** begin Records supplied **

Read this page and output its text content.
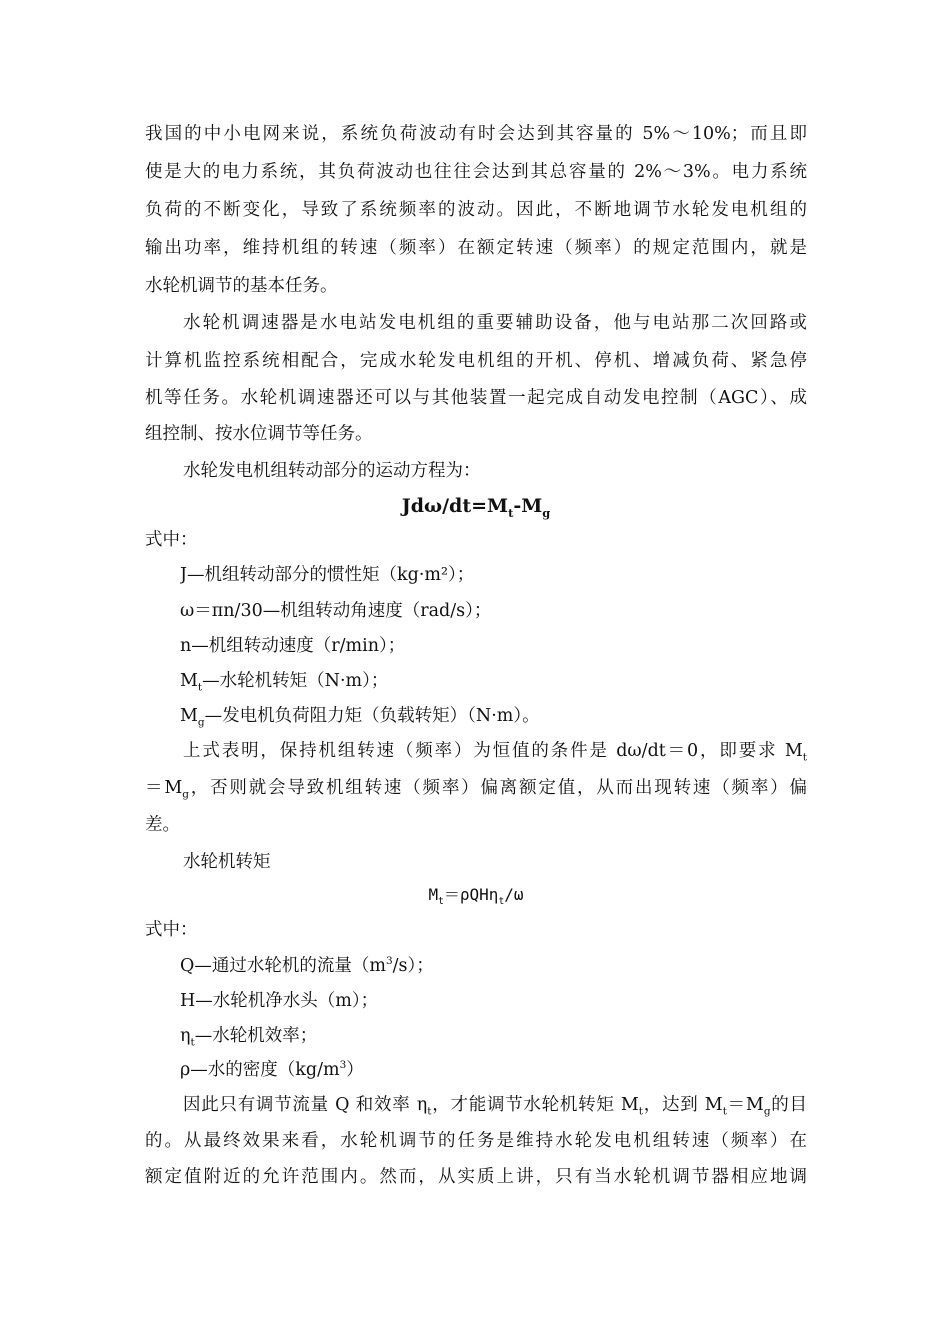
我国的中小电网来说，系统负荷波动有时会达到其容量的 5%～10%；而且即
使是大的电力系统，其负荷波动也往往会达到其总容量的 2%～3%。电力系统
负荷的不断变化，导致了系统频率的波动。因此，不断地调节水轮发电机组的
输出功率，维持机组的转速（频率）在额定转速（频率）的规定范围内，就是
水轮机调节的基本任务。
水轮机调速器是水电站发电机组的重要辅助设备，他与电站那二次回路或
计算机监控系统相配合，完成水轮发电机组的开机、停机、增减负荷、紧急停
机等任务。水轮机调速器还可以与其他装置一起完成自动发电控制（AGC）、成
组控制、按水位调节等任务。
水轮发电机组转动部分的运动方程为：
Jdω/$dt=M_t-M_g$
式中：
J—机组转动部分的惯性矩（kg·m²）；
ω＝πn/30—机组转动角速度（rad/s）；
n—机组转动速度（r/min）；
$M_t—$水轮机转矩（N·m）；
$M_g—$发电机负荷阻力矩（负载转矩）（N·m）。
上式表明，保持机组转速（频率）为恒值的条件是 dω/dt＝0，即要求 $M_t$
$=M_g$，否则就会导致机组转速（频率）偏离额定值，从而出现转速（频率）偏
差。
水轮机转矩
$M_t=\rho QH\eta_t/\omega$
式中：
Q—通过水轮机的流量$(m^3/s)$；
H—水轮机净水头（m）；
$\eta_t—$水轮机效率；
ρ—水的密度$(kg/m^3)$
因此只有调节流量 Q 和效率 $\eta_t$，才能调节水轮机转矩 $M_t$，达到 $M_t=M_g$的目
的。从最终效果来看，水轮机调节的任务是维持水轮发电机组转速（频率）在
额定值附近的允许范围内。然而，从实质上讲，只有当水轮机调节器相应地调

** end Records supplied **

Omit the pictures, and quote the material above exactly as given.

Exercise response
Read this page and output its text content.
我国的中小电网来说，系统负荷波动有时会达到其容量的 5%～10%；而且即
使是大的电力系统，其负荷波动也往往会达到其总容量的 2%～3%。电力系统
负荷的不断变化，导致了系统频率的波动。因此，不断地调节水轮发电机组的
输出功率，维持机组的转速（频率）在额定转速（频率）的规定范围内，就是
水轮机调节的基本任务。
水轮机调速器是水电站发电机组的重要辅助设备，他与电站那二次回路或
计算机监控系统相配合，完成水轮发电机组的开机、停机、增减负荷、紧急停
机等任务。水轮机调速器还可以与其他装置一起完成自动发电控制（AGC）、成
组控制、按水位调节等任务。
水轮发电机组转动部分的运动方程为：
Jdω/$dt=M_t-M_g$
式中：
J—机组转动部分的惯性矩（kg·m²）；
ω＝πn/30—机组转动角速度（rad/s）；
n—机组转动速度（r/min）；
$M_t—$水轮机转矩（N·m）；
$M_g—$发电机负荷阻力矩（负载转矩）（N·m）。
上式表明，保持机组转速（频率）为恒值的条件是 dω/dt＝0，即要求 $M_t$
$=M_g$，否则就会导致机组转速（频率）偏离额定值，从而出现转速（频率）偏
差。
水轮机转矩
$M_t=\rho QH\eta_t/\omega$
式中：
Q—通过水轮机的流量$(m^3/s)$；
H—水轮机净水头（m）；
$\eta_t—$水轮机效率；
ρ—水的密度$(kg/m^3)$
因此只有调节流量 Q 和效率 $\eta_t$，才能调节水轮机转矩 $M_t$，达到 $M_t=M_g$的目
的。从最终效果来看，水轮机调节的任务是维持水轮发电机组转速（频率）在
额定值附近的允许范围内。然而，从实质上讲，只有当水轮机调节器相应地调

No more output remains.